Your objective: Go through the entries below, tally each line with the string "data", and give the final number by itself.
——————————
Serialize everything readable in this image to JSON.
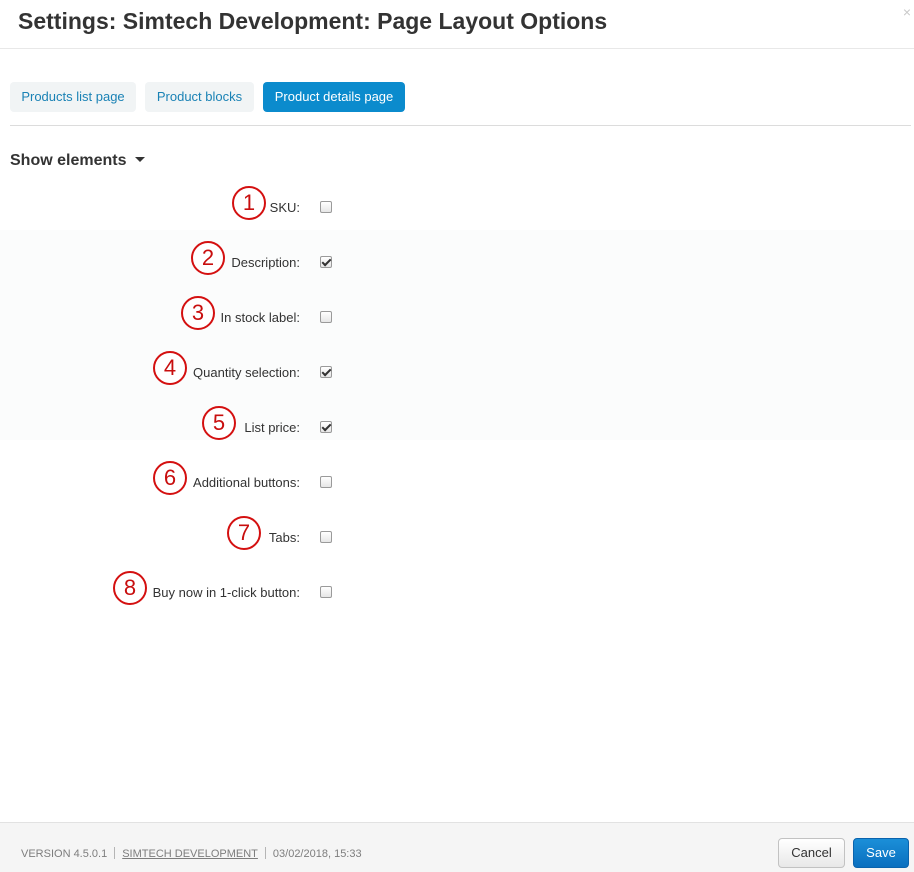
{
  "dialog": {
    "title": "Settings: Simtech Development: Page Layout Options",
    "close_glyph": "×"
  },
  "tabs": [
    {
      "label": "Products list page",
      "active": false
    },
    {
      "label": "Product blocks",
      "active": false
    },
    {
      "label": "Product details page",
      "active": true
    }
  ],
  "section": {
    "title": "Show elements",
    "caret_icon": "caret-down-icon"
  },
  "fields": [
    {
      "number": "1",
      "label": "SKU:",
      "checked": false
    },
    {
      "number": "2",
      "label": "Description:",
      "checked": true
    },
    {
      "number": "3",
      "label": "In stock label:",
      "checked": false
    },
    {
      "number": "4",
      "label": "Quantity selection:",
      "checked": true
    },
    {
      "number": "5",
      "label": "List price:",
      "checked": true
    },
    {
      "number": "6",
      "label": "Additional buttons:",
      "checked": false
    },
    {
      "number": "7",
      "label": "Tabs:",
      "checked": false
    },
    {
      "number": "8",
      "label": "Buy now in 1-click button:",
      "checked": false
    }
  ],
  "footer": {
    "version": "VERSION 4.5.0.1",
    "developer": "SIMTECH DEVELOPMENT",
    "datetime": "03/02/2018, 15:33",
    "cancel_label": "Cancel",
    "save_label": "Save"
  },
  "colors": {
    "accent": "#0b8bcd",
    "tab_link": "#1a82b5",
    "annotation": "#d41010"
  }
}
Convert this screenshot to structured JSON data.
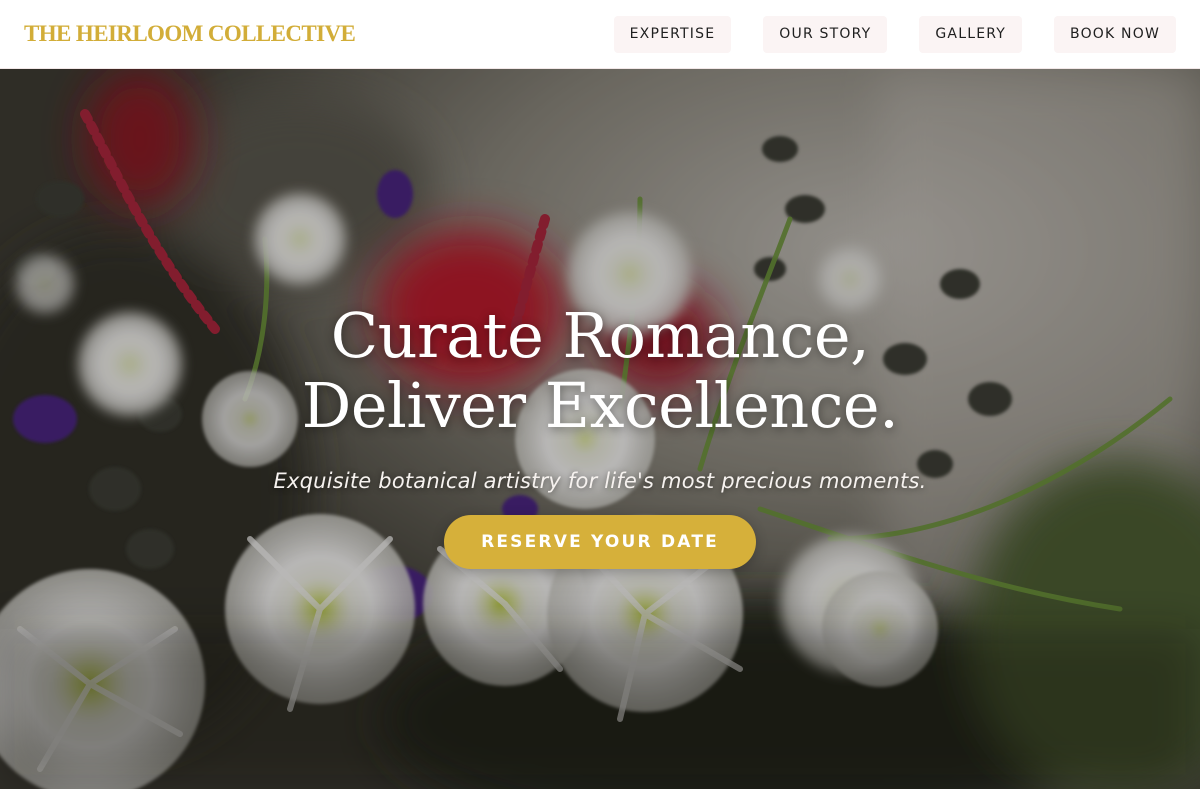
{
  "header": {
    "brand": "THE HEIRLOOM COLLECTIVE",
    "nav": [
      {
        "label": "EXPERTISE"
      },
      {
        "label": "OUR STORY"
      },
      {
        "label": "GALLERY"
      },
      {
        "label": "BOOK NOW"
      }
    ]
  },
  "hero": {
    "title_line1": "Curate Romance,",
    "title_line2": "Deliver Excellence.",
    "subtitle": "Exquisite botanical artistry for life's most precious moments.",
    "cta_label": "RESERVE YOUR DATE",
    "background_icon": "flower-bouquet-photo"
  },
  "colors": {
    "brand_gold": "#d2ad38",
    "cta_gold": "#d6b03a",
    "nav_pill": "#fbf4f4",
    "nav_text": "#1f1f1f"
  }
}
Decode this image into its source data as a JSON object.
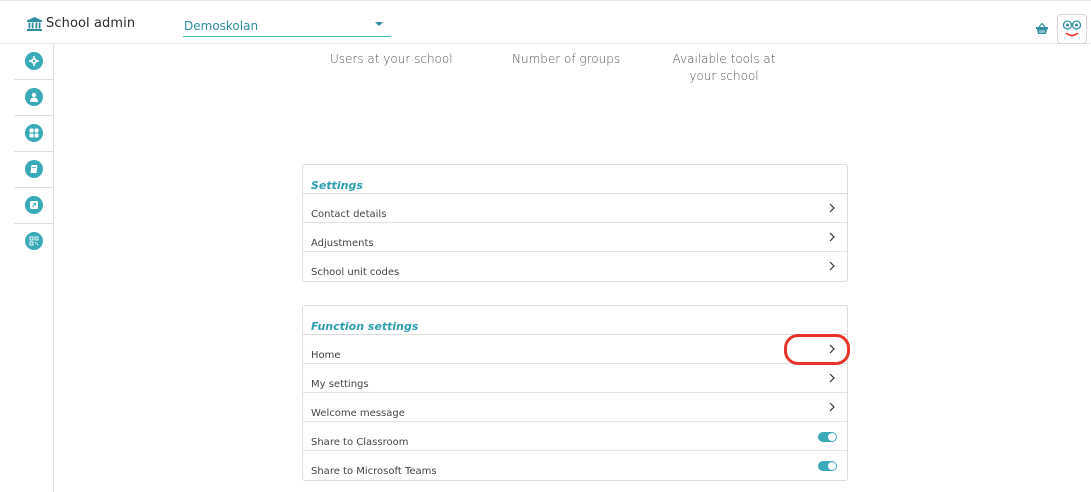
{
  "header": {
    "title": "School admin",
    "school_select": {
      "value": "Demoskolan"
    }
  },
  "sidebar": {
    "items": [
      {
        "icon": "gear-icon"
      },
      {
        "icon": "user-icon"
      },
      {
        "icon": "grid-icon"
      },
      {
        "icon": "book-icon"
      },
      {
        "icon": "external-link-icon"
      },
      {
        "icon": "qr-code-icon"
      }
    ]
  },
  "stats": {
    "users_label": "Users at your school",
    "groups_label": "Number of groups",
    "tools_label_line1": "Available tools at",
    "tools_label_line2": "your school"
  },
  "settings_panel": {
    "title": "Settings",
    "rows": [
      {
        "label": "Contact details"
      },
      {
        "label": "Adjustments"
      },
      {
        "label": "School unit codes"
      }
    ]
  },
  "function_panel": {
    "title": "Function settings",
    "rows": [
      {
        "label": "Home"
      },
      {
        "label": "My settings"
      },
      {
        "label": "Welcome message"
      },
      {
        "label": "Share to Classroom",
        "toggle": true
      },
      {
        "label": "Share to Microsoft Teams",
        "toggle": true
      }
    ]
  },
  "colors": {
    "accent": "#3aaab9",
    "highlight": "#e8332a"
  }
}
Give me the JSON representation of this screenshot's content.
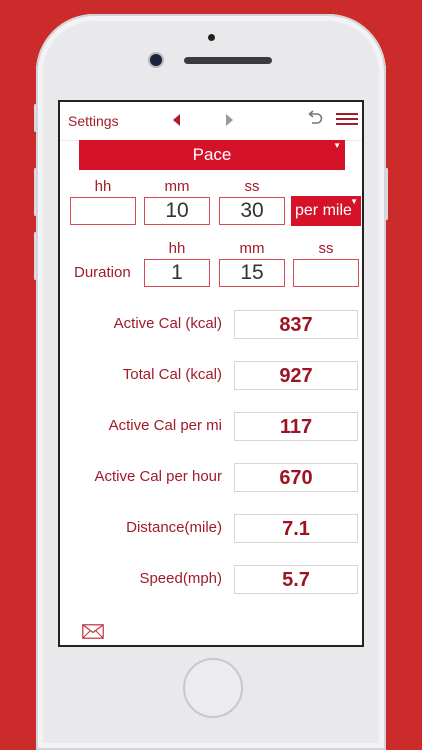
{
  "nav": {
    "settings_label": "Settings"
  },
  "mode": {
    "label": "Pace"
  },
  "pace": {
    "headers": [
      "hh",
      "mm",
      "ss"
    ],
    "hh": "",
    "mm": "10",
    "ss": "30",
    "unit": "per mile"
  },
  "duration": {
    "label": "Duration",
    "headers": [
      "hh",
      "mm",
      "ss"
    ],
    "hh": "1",
    "mm": "15",
    "ss": ""
  },
  "results": [
    {
      "label": "Active Cal (kcal)",
      "value": "837"
    },
    {
      "label": "Total Cal (kcal)",
      "value": "927"
    },
    {
      "label": "Active Cal per mi",
      "value": "117"
    },
    {
      "label": "Active Cal per hour",
      "value": "670"
    },
    {
      "label": "Distance(mile)",
      "value": "7.1"
    },
    {
      "label": "Speed(mph)",
      "value": "5.7"
    }
  ],
  "colors": {
    "accent": "#d51228",
    "text": "#a01c2a",
    "background": "#cc2b2b"
  },
  "icons": [
    "prev-arrow-icon",
    "next-arrow-icon",
    "undo-icon",
    "menu-icon",
    "mail-icon"
  ]
}
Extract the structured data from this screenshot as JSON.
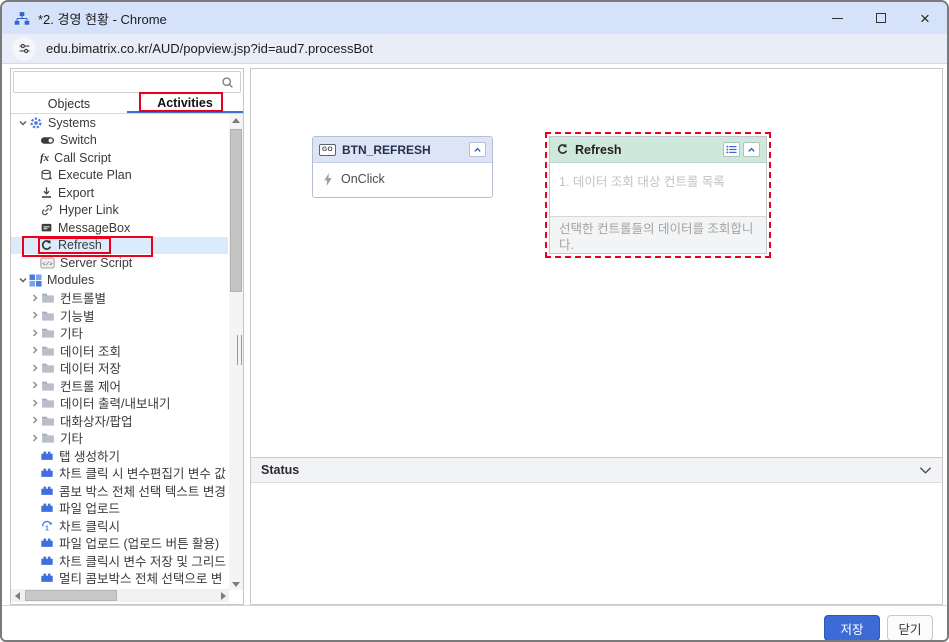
{
  "window": {
    "title": "*2. 경영 현황 - Chrome"
  },
  "browser": {
    "url": "edu.bimatrix.co.kr/AUD/popview.jsp?id=aud7.processBot"
  },
  "sidebar": {
    "search": {
      "value": "",
      "placeholder": ""
    },
    "tabs": [
      {
        "label": "Objects",
        "active": false
      },
      {
        "label": "Activities",
        "active": true,
        "annotated": true
      }
    ],
    "tree": [
      {
        "label": "Systems",
        "icon": "gear-icon",
        "depth": 0,
        "expander": "expanded"
      },
      {
        "label": "Switch",
        "icon": "switch-icon",
        "depth": 1
      },
      {
        "label": "Call Script",
        "icon": "call-script-icon",
        "depth": 1
      },
      {
        "label": "Execute Plan",
        "icon": "execute-plan-icon",
        "depth": 1
      },
      {
        "label": "Export",
        "icon": "export-icon",
        "depth": 1
      },
      {
        "label": "Hyper Link",
        "icon": "hyperlink-icon",
        "depth": 1
      },
      {
        "label": "MessageBox",
        "icon": "messagebox-icon",
        "depth": 1
      },
      {
        "label": "Refresh",
        "icon": "refresh-icon",
        "depth": 1,
        "selected": true,
        "annotated": true
      },
      {
        "label": "Server Script",
        "icon": "server-script-icon",
        "depth": 1
      },
      {
        "label": "Modules",
        "icon": "modules-icon",
        "depth": 0,
        "expander": "expanded"
      },
      {
        "label": "컨트롤별",
        "icon": "folder-icon",
        "depth": 1,
        "expander": "collapsed"
      },
      {
        "label": "기능별",
        "icon": "folder-icon",
        "depth": 1,
        "expander": "collapsed"
      },
      {
        "label": "기타",
        "icon": "folder-icon",
        "depth": 1,
        "expander": "collapsed"
      },
      {
        "label": "데이터 조회",
        "icon": "folder-icon",
        "depth": 1,
        "expander": "collapsed"
      },
      {
        "label": "데이터 저장",
        "icon": "folder-icon",
        "depth": 1,
        "expander": "collapsed"
      },
      {
        "label": "컨트롤 제어",
        "icon": "folder-icon",
        "depth": 1,
        "expander": "collapsed"
      },
      {
        "label": "데이터 출력/내보내기",
        "icon": "folder-icon",
        "depth": 1,
        "expander": "collapsed"
      },
      {
        "label": "대화상자/팝업",
        "icon": "folder-icon",
        "depth": 1,
        "expander": "collapsed"
      },
      {
        "label": "기타",
        "icon": "folder-icon",
        "depth": 1,
        "expander": "collapsed"
      },
      {
        "label": "탭 생성하기",
        "icon": "module-icon",
        "depth": 1
      },
      {
        "label": "차트 클릭 시 변수편집기 변수 값",
        "icon": "module-icon",
        "depth": 1
      },
      {
        "label": "콤보 박스 전체 선택 텍스트 변경",
        "icon": "module-icon",
        "depth": 1
      },
      {
        "label": "파일 업로드",
        "icon": "module-icon",
        "depth": 1
      },
      {
        "label": "차트 클릭시",
        "icon": "repeat-1-icon",
        "depth": 1
      },
      {
        "label": "파일 업로드 (업로드 버튼 활용)",
        "icon": "module-icon",
        "depth": 1
      },
      {
        "label": "차트 클릭시 변수 저장 및 그리드",
        "icon": "module-icon",
        "depth": 1
      },
      {
        "label": "멀티 콤보박스 전체 선택으로 변",
        "icon": "module-icon",
        "depth": 1
      }
    ]
  },
  "canvas": {
    "btn_node": {
      "icon_label": "GO",
      "title": "BTN_REFRESH",
      "event": "OnClick"
    },
    "refresh_node": {
      "title": "Refresh",
      "input_hint": "1. 데이터 조회 대상 컨트롤 목록",
      "description": "선택한 컨트롤들의 데이터를 조회합니다."
    }
  },
  "status": {
    "label": "Status"
  },
  "footer": {
    "save_label": "저장",
    "close_label": "닫기"
  },
  "colors": {
    "titlebar_blue": "#d5e2fa",
    "urlbar_blue": "#e8edf8",
    "accent_blue": "#3f6fd4",
    "annotation_red": "#e8001c",
    "node_header_blue": "#dde4f6",
    "node_header_green": "#cfe8dc",
    "selected_row_blue": "#dcebfb",
    "save_button_blue": "#3d6bd6"
  }
}
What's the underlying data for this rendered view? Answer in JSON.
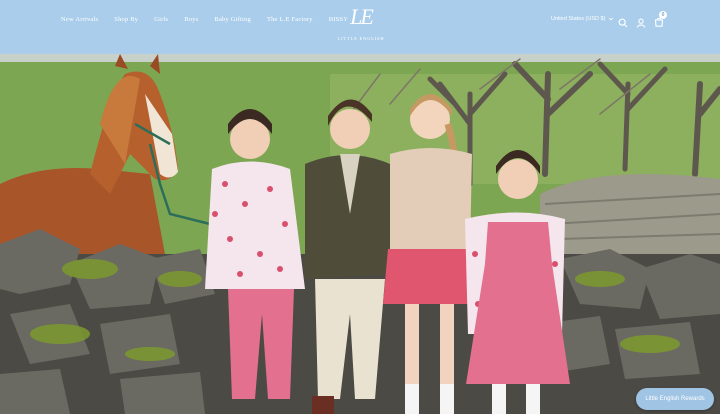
{
  "header": {
    "nav": [
      "New Arrivals",
      "Shop By",
      "Girls",
      "Boys",
      "Baby Gifting",
      "The L.E Factory",
      "BISSY"
    ],
    "logo_mark": "LE",
    "logo_text": "LITTLE ENGLISH",
    "region": "United States (USD $)",
    "cart_count": "0"
  },
  "icons": [
    "search-icon",
    "account-icon",
    "cart-icon",
    "chevron-down-icon"
  ],
  "rewards_button": "Little English Rewards",
  "colors": {
    "header_bg": "#a9cdea",
    "rewards_bg": "#9fc4e4",
    "dress_pink": "#e2708e"
  }
}
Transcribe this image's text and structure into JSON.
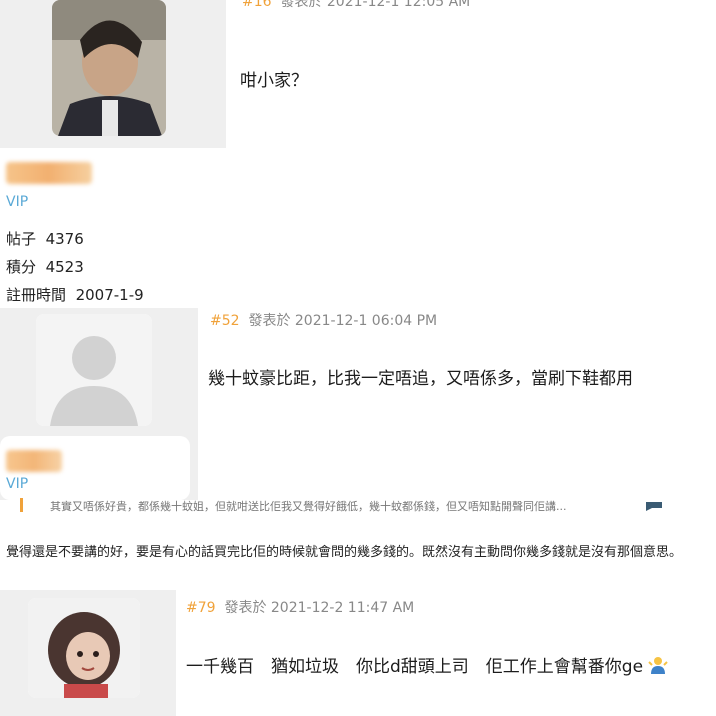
——————————
Answer to the problem: 4